§ EXERCISE BRIEF: In the lines below, find how many contain the word "JSON" and report that figure alone.
⟨
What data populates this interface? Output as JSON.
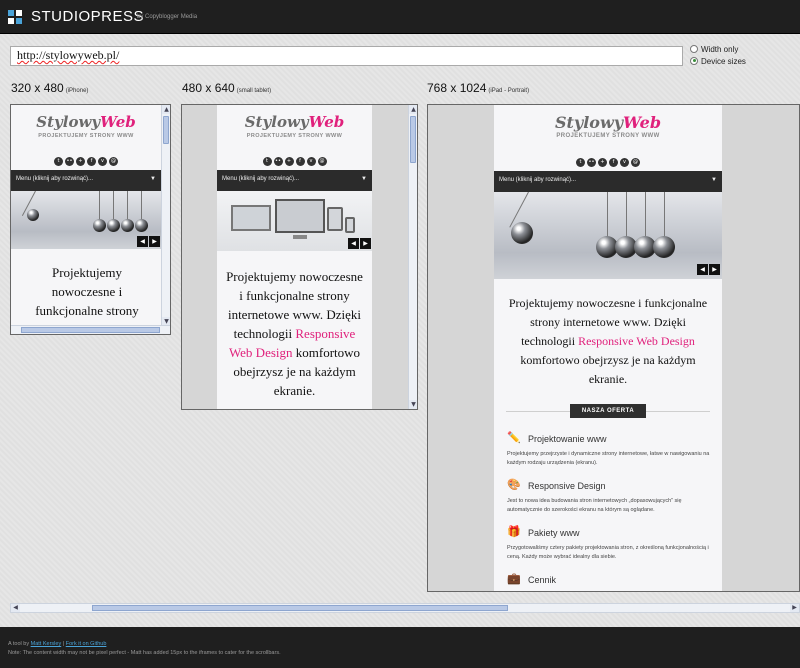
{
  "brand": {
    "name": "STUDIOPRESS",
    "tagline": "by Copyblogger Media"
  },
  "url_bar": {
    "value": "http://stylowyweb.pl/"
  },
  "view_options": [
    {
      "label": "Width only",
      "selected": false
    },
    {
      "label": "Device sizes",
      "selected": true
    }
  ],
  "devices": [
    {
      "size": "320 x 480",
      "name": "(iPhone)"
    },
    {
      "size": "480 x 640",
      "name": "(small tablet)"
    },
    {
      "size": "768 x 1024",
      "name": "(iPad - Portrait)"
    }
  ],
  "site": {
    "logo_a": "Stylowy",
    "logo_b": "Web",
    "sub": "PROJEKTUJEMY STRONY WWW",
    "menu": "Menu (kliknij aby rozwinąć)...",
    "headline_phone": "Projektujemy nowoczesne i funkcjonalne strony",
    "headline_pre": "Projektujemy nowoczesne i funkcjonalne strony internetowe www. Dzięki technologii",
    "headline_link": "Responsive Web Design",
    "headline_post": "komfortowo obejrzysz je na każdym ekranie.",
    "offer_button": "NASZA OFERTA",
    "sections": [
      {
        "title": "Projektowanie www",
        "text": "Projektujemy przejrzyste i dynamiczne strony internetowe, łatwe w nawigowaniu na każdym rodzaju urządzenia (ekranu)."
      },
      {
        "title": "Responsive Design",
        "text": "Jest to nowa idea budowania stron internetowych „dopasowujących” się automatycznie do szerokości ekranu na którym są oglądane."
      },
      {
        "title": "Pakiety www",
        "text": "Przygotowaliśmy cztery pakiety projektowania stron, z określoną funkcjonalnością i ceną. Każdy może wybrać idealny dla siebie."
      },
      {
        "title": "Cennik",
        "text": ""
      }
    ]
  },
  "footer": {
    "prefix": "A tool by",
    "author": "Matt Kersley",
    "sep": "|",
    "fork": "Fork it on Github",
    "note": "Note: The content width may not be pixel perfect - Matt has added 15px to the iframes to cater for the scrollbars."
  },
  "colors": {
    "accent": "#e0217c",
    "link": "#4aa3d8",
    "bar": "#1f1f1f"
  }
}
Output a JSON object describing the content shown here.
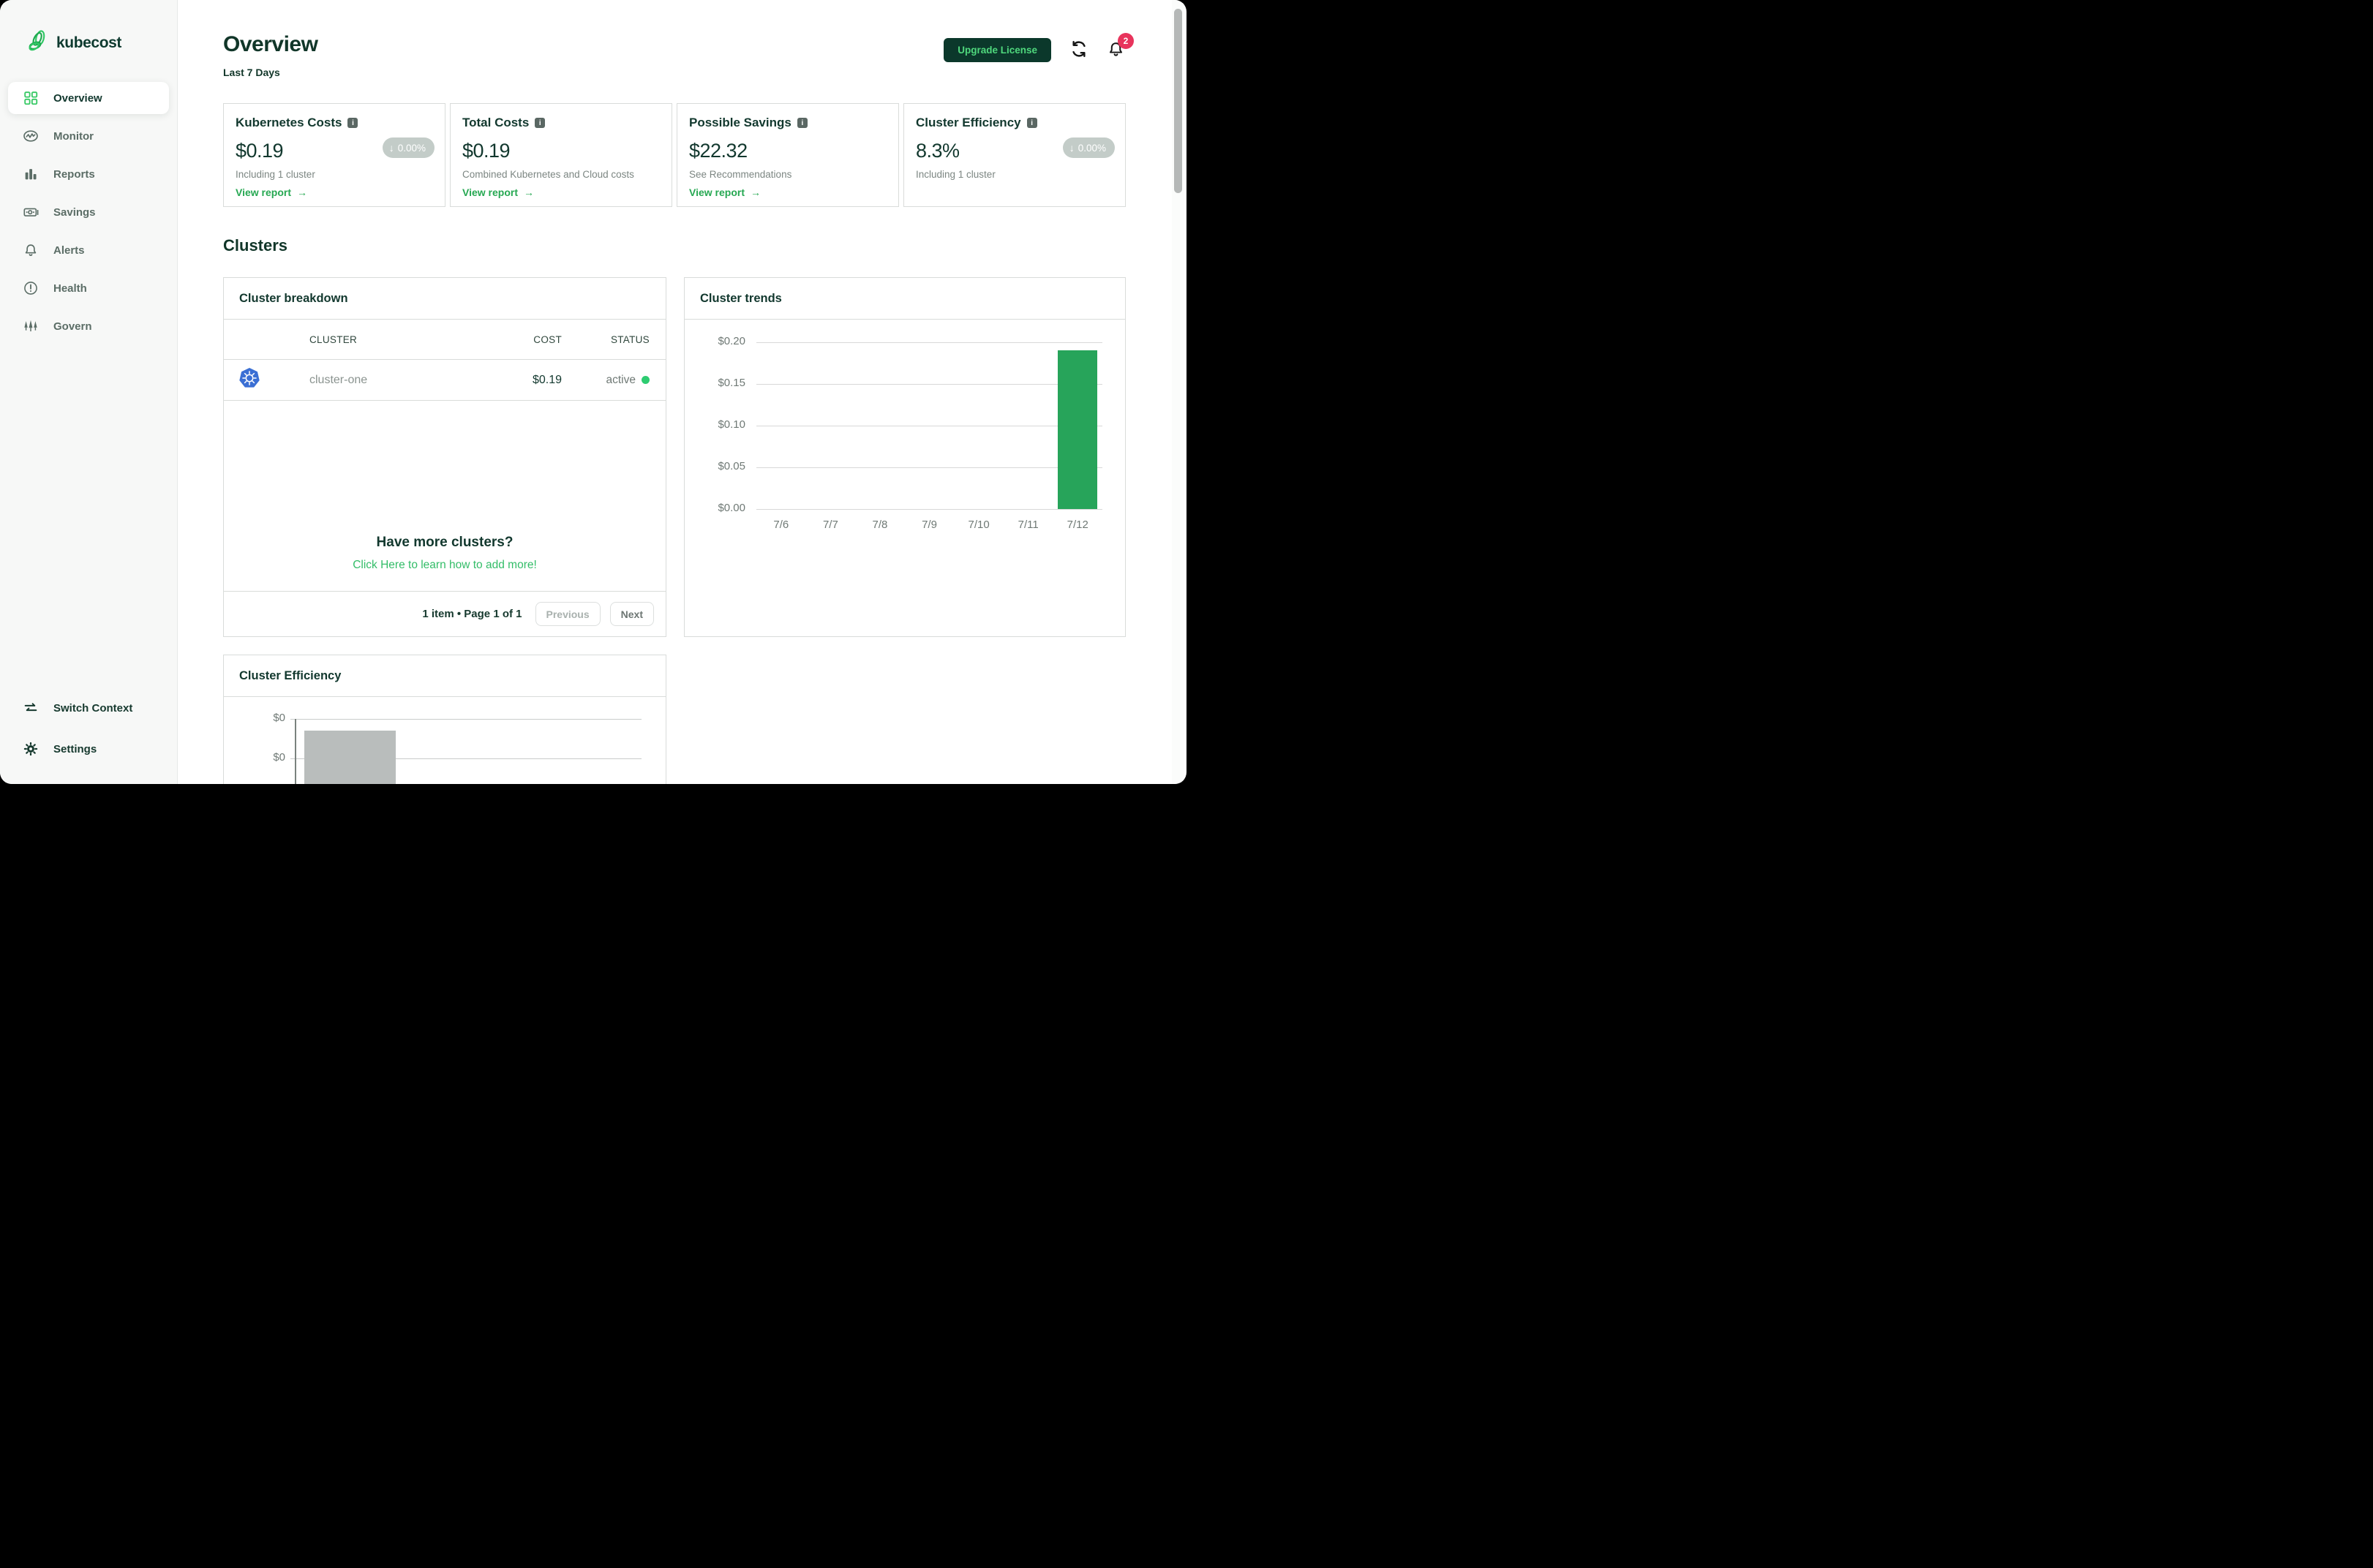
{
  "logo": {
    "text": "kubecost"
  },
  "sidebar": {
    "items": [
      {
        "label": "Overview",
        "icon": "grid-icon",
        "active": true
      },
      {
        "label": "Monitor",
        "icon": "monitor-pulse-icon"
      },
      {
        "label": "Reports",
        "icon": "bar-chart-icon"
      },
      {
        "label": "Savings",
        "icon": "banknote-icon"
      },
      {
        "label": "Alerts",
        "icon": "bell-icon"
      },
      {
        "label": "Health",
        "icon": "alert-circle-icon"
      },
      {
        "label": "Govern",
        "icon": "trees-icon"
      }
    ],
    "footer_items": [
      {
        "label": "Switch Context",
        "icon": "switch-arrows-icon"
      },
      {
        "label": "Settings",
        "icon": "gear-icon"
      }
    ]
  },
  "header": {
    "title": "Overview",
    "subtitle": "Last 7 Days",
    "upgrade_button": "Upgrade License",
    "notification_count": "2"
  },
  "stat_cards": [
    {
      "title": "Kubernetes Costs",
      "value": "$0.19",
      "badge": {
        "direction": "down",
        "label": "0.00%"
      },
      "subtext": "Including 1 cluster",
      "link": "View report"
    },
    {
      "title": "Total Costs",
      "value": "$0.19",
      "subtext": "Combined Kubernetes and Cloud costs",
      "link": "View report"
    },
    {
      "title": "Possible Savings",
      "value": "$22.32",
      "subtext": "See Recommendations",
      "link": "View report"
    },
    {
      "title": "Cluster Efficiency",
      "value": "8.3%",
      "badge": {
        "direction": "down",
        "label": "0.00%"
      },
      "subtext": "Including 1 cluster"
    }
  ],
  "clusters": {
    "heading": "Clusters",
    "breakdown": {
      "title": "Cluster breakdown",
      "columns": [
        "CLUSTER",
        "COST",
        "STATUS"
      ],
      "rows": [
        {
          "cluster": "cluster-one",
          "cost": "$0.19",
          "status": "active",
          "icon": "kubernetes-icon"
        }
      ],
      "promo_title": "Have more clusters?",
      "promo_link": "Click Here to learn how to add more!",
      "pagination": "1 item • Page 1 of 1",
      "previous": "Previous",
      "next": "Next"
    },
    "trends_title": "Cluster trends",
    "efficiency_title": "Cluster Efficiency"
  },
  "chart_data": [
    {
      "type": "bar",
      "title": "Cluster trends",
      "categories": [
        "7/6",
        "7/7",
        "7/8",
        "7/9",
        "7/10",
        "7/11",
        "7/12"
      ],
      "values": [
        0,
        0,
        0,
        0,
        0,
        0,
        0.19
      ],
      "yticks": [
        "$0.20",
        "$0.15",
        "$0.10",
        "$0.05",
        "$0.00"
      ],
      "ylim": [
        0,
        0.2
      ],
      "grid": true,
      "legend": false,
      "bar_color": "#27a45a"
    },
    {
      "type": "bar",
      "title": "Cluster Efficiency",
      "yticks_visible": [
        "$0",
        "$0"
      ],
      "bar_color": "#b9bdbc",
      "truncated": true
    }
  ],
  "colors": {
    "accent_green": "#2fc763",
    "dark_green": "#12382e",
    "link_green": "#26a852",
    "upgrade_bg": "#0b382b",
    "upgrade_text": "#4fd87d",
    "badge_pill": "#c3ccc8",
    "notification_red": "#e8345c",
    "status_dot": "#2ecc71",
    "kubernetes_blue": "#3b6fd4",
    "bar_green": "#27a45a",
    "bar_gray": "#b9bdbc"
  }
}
⟩
§ PROBLEM SOLUTION: 2